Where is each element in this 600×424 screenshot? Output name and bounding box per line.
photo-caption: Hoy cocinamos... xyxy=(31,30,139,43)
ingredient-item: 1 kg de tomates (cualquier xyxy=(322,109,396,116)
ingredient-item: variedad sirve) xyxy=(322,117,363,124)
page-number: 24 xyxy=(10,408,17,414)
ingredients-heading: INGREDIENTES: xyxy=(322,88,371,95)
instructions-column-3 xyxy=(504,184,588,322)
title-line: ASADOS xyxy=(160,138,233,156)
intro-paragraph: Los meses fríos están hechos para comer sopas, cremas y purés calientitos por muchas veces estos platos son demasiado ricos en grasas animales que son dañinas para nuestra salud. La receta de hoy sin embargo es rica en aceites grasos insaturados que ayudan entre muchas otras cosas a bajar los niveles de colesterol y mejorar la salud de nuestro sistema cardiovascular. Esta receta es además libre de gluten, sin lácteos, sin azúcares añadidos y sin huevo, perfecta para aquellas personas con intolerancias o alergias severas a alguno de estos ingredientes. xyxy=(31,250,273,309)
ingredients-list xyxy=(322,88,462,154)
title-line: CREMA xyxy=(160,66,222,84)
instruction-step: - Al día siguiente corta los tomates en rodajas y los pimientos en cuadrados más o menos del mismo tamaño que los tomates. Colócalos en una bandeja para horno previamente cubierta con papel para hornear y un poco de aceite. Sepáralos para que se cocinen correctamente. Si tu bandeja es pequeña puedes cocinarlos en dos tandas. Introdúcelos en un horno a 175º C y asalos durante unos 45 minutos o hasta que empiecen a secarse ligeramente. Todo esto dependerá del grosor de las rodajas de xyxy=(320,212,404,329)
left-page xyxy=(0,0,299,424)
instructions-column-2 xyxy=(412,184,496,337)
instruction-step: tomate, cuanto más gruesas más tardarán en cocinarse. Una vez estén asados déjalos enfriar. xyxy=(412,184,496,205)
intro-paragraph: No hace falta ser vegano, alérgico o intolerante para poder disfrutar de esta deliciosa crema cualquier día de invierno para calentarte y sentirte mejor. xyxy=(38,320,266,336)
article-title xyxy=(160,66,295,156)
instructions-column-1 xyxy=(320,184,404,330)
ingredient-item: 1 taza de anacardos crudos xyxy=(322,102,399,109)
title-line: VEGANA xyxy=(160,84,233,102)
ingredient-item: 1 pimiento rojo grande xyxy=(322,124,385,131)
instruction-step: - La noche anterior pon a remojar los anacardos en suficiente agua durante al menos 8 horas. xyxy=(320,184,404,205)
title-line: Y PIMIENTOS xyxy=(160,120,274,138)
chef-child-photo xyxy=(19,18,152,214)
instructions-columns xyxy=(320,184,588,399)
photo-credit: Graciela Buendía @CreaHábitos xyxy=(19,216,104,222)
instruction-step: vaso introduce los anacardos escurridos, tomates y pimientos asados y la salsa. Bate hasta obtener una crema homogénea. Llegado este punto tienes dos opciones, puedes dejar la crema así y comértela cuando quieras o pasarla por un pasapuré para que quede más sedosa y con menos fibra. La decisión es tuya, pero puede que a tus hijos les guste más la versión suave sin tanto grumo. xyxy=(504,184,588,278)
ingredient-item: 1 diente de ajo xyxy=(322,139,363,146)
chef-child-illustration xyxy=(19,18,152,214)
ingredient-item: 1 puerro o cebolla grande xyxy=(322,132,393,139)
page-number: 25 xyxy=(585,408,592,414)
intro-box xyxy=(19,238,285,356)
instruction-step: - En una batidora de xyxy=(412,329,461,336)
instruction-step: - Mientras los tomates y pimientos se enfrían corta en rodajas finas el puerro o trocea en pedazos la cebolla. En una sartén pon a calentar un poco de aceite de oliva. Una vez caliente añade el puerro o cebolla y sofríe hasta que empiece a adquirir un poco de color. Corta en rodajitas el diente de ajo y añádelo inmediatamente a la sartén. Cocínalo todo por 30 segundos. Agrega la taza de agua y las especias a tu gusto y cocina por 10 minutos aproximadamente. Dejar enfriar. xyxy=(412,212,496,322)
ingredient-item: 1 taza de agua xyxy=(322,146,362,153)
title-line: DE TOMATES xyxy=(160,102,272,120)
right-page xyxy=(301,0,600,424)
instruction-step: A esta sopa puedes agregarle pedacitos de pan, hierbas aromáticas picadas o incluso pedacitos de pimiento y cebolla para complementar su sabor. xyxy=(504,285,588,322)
*-*-*
- _Task instructions_
Rewrite all the lines above, substituting "recipe-step" for "instruction-step" wherever it occurs and leaving everything else unchanged.

- _Full solution_
Where is each element in this 600×424 screenshot? Output name and bounding box per line.
photo-caption: Hoy cocinamos... xyxy=(31,30,139,43)
ingredient-item: 1 kg de tomates (cualquier xyxy=(322,109,396,116)
ingredient-item: variedad sirve) xyxy=(322,117,363,124)
page-number: 24 xyxy=(10,408,17,414)
ingredients-heading: INGREDIENTES: xyxy=(322,88,371,95)
instructions-column-3 xyxy=(504,184,588,322)
title-line: ASADOS xyxy=(160,138,233,156)
intro-paragraph: Los meses fríos están hechos para comer sopas, cremas y purés calientitos por muchas veces estos platos son demasiado ricos en grasas animales que son dañinas para nuestra salud. La receta de hoy sin embargo es rica en aceites grasos insaturados que ayudan entre muchas otras cosas a bajar los niveles de colesterol y mejorar la salud de nuestro sistema cardiovascular. Esta receta es además libre de gluten, sin lácteos, sin azúcares añadidos y sin huevo, perfecta para aquellas personas con intolerancias o alergias severas a alguno de estos ingredientes. xyxy=(31,250,273,309)
ingredients-list xyxy=(322,88,462,154)
title-line: CREMA xyxy=(160,66,222,84)
recipe-step: - Al día siguiente corta los tomates en rodajas y los pimientos en cuadrados más o menos del mismo tamaño que los tomates. Colócalos en una bandeja para horno previamente cubierta con papel para hornear y un poco de aceite. Sepáralos para que se cocinen correctamente. Si tu bandeja es pequeña puedes cocinarlos en dos tandas. Introdúcelos en un horno a 175º C y asalos durante unos 45 minutos o hasta que empiecen a secarse ligeramente. Todo esto dependerá del grosor de las rodajas de xyxy=(320,212,404,329)
left-page xyxy=(0,0,299,424)
instructions-column-2 xyxy=(412,184,496,337)
recipe-step: tomate, cuanto más gruesas más tardarán en cocinarse. Una vez estén asados déjalos enfriar. xyxy=(412,184,496,205)
intro-paragraph: No hace falta ser vegano, alérgico o intolerante para poder disfrutar de esta deliciosa crema cualquier día de invierno para calentarte y sentirte mejor. xyxy=(38,320,266,336)
article-title xyxy=(160,66,295,156)
instructions-column-1 xyxy=(320,184,404,330)
ingredient-item: 1 taza de anacardos crudos xyxy=(322,102,399,109)
title-line: VEGANA xyxy=(160,84,233,102)
ingredient-item: 1 pimiento rojo grande xyxy=(322,124,385,131)
recipe-step: - La noche anterior pon a remojar los anacardos en suficiente agua durante al menos 8 horas. xyxy=(320,184,404,205)
title-line: Y PIMIENTOS xyxy=(160,120,274,138)
chef-child-photo xyxy=(19,18,152,214)
instructions-columns xyxy=(320,184,588,399)
photo-credit: Graciela Buendía @CreaHábitos xyxy=(19,216,104,222)
recipe-step: vaso introduce los anacardos escurridos, tomates y pimientos asados y la salsa. Bate hasta obtener una crema homogénea. Llegado este punto tienes dos opciones, puedes dejar la crema así y comértela cuando quieras o pasarla por un pasapuré para que quede más sedosa y con menos fibra. La decisión es tuya, pero puede que a tus hijos les guste más la versión suave sin tanto grumo. xyxy=(504,184,588,278)
ingredient-item: 1 diente de ajo xyxy=(322,139,363,146)
chef-child-illustration xyxy=(19,18,152,214)
ingredient-item: 1 puerro o cebolla grande xyxy=(322,132,393,139)
page-number: 25 xyxy=(585,408,592,414)
intro-box xyxy=(19,238,285,356)
recipe-step: - En una batidora de xyxy=(412,329,461,336)
recipe-step: - Mientras los tomates y pimientos se enfrían corta en rodajas finas el puerro o trocea en pedazos la cebolla. En una sartén pon a calentar un poco de aceite de oliva. Una vez caliente añade el puerro o cebolla y sofríe hasta que empiece a adquirir un poco de color. Corta en rodajitas el diente de ajo y añádelo inmediatamente a la sartén. Cocínalo todo por 30 segundos. Agrega la taza de agua y las especias a tu gusto y cocina por 10 minutos aproximadamente. Dejar enfriar. xyxy=(412,212,496,322)
ingredient-item: 1 taza de agua xyxy=(322,146,362,153)
title-line: DE TOMATES xyxy=(160,102,272,120)
right-page xyxy=(301,0,600,424)
recipe-step: A esta sopa puedes agregarle pedacitos de pan, hierbas aromáticas picadas o incluso pedacitos de pimiento y cebolla para complementar su sabor. xyxy=(504,285,588,322)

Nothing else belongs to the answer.